EXERCISE AIM
Transcribe every entry word for word, but skip the images.

INPUT MATERIAL
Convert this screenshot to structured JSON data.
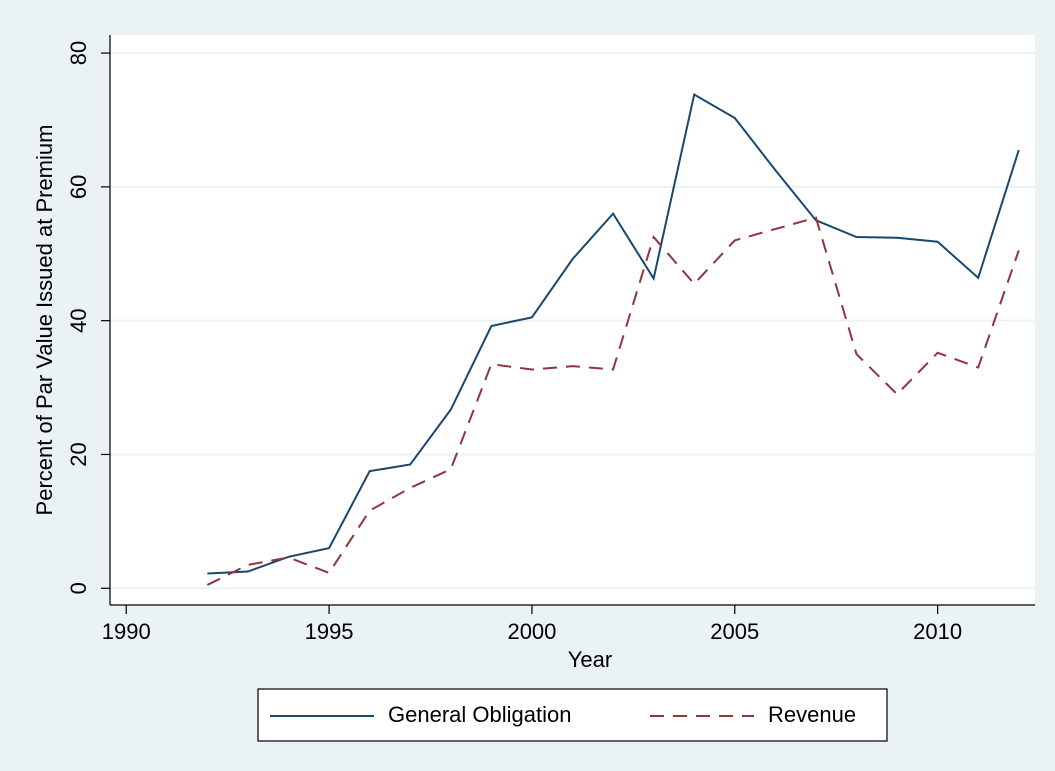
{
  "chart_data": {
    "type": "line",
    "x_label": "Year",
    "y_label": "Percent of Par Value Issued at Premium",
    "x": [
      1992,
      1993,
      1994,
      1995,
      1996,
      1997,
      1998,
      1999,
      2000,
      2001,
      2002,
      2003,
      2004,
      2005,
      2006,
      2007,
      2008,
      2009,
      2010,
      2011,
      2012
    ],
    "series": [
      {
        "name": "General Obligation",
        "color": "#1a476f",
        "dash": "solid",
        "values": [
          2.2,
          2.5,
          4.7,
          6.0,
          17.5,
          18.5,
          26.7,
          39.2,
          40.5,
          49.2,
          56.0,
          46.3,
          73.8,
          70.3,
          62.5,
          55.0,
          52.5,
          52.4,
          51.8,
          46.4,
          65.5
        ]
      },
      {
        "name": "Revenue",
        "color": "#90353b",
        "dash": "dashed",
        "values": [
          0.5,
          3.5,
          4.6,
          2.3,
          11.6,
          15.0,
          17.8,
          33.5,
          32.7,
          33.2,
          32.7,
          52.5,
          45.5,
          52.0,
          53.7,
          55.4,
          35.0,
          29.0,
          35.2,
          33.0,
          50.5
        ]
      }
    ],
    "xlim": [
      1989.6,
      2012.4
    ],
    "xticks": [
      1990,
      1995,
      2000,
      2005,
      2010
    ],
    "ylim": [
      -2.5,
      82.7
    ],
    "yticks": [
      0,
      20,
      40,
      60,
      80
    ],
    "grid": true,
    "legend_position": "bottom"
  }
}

TASK SOLUTION
Convert this screenshot to structured JSON data.
{
  "chart_data": {
    "type": "line",
    "x_label": "Year",
    "y_label": "Percent of Par Value Issued at Premium",
    "x": [
      1992,
      1993,
      1994,
      1995,
      1996,
      1997,
      1998,
      1999,
      2000,
      2001,
      2002,
      2003,
      2004,
      2005,
      2006,
      2007,
      2008,
      2009,
      2010,
      2011,
      2012
    ],
    "series": [
      {
        "name": "General Obligation",
        "color": "#1a476f",
        "dash": "solid",
        "values": [
          2.2,
          2.5,
          4.7,
          6.0,
          17.5,
          18.5,
          26.7,
          39.2,
          40.5,
          49.2,
          56.0,
          46.3,
          73.8,
          70.3,
          62.5,
          55.0,
          52.5,
          52.4,
          51.8,
          46.4,
          65.5
        ]
      },
      {
        "name": "Revenue",
        "color": "#90353b",
        "dash": "dashed",
        "values": [
          0.5,
          3.5,
          4.6,
          2.3,
          11.6,
          15.0,
          17.8,
          33.5,
          32.7,
          33.2,
          32.7,
          52.5,
          45.5,
          52.0,
          53.7,
          55.4,
          35.0,
          29.0,
          35.2,
          33.0,
          50.5
        ]
      }
    ],
    "xlim": [
      1989.6,
      2012.4
    ],
    "xticks": [
      1990,
      1995,
      2000,
      2005,
      2010
    ],
    "ylim": [
      -2.5,
      82.7
    ],
    "yticks": [
      0,
      20,
      40,
      60,
      80
    ],
    "grid": true,
    "legend_position": "bottom"
  }
}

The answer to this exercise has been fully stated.